■ EXERCISE GOAL: Which lines include the word "CbCr"? Copy each of them.

+++ GIVEN DATA +++

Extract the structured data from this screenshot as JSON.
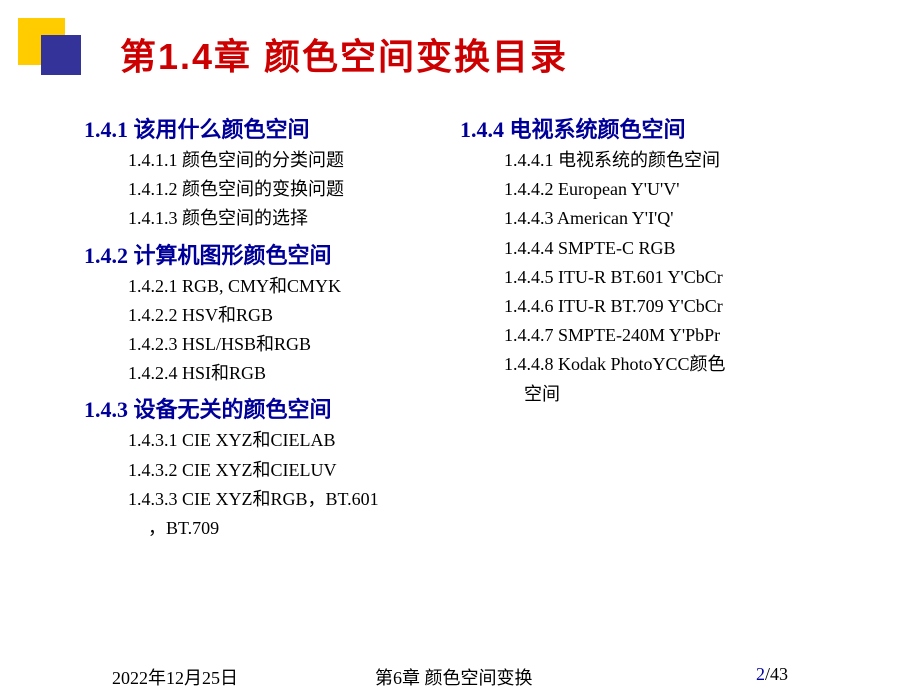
{
  "title": "第1.4章 颜色空间变换目录",
  "colors": {
    "title_color": "#cc0000",
    "section_color": "#000099",
    "text_color": "#000000",
    "yellow_block": "#ffcc00",
    "blue_block": "#333399",
    "background": "#ffffff",
    "page_number_color": "#000099"
  },
  "fonts": {
    "title_size": 36,
    "section_size": 22,
    "subitem_size": 18,
    "footer_size": 18
  },
  "left": {
    "s1": {
      "title": "1.4.1 该用什么颜色空间",
      "items": [
        "1.4.1.1 颜色空间的分类问题",
        "1.4.1.2 颜色空间的变换问题",
        "1.4.1.3 颜色空间的选择"
      ]
    },
    "s2": {
      "title": "1.4.2 计算机图形颜色空间",
      "items": [
        "1.4.2.1 RGB, CMY和CMYK",
        "1.4.2.2 HSV和RGB",
        "1.4.2.3 HSL/HSB和RGB",
        "1.4.2.4 HSI和RGB"
      ]
    },
    "s3": {
      "title": "1.4.3 设备无关的颜色空间",
      "items": [
        "1.4.3.1 CIE XYZ和CIELAB",
        "1.4.3.2 CIE XYZ和CIELUV",
        "1.4.3.3 CIE XYZ和RGB，BT.601"
      ],
      "cont": "，BT.709"
    }
  },
  "right": {
    "s4": {
      "title": "1.4.4 电视系统颜色空间",
      "items": [
        "1.4.4.1 电视系统的颜色空间",
        "1.4.4.2 European Y'U'V'",
        "1.4.4.3 American Y'I'Q'",
        "1.4.4.4 SMPTE-C RGB",
        "1.4.4.5 ITU-R BT.601 Y'CbCr",
        "1.4.4.6 ITU-R BT.709 Y'CbCr",
        "1.4.4.7 SMPTE-240M Y'PbPr",
        "1.4.4.8 Kodak PhotoYCC颜色"
      ],
      "cont": "空间"
    }
  },
  "footer": {
    "date": "2022年12月25日",
    "chapter": "第6章 颜色空间变换",
    "page_current": "2",
    "page_total": "/43"
  }
}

+++

■ FULL OUTPUT:
        "1.4.4.5 ITU-R BT.601 Y'CbCr",
        "1.4.4.6 ITU-R BT.709 Y'CbCr",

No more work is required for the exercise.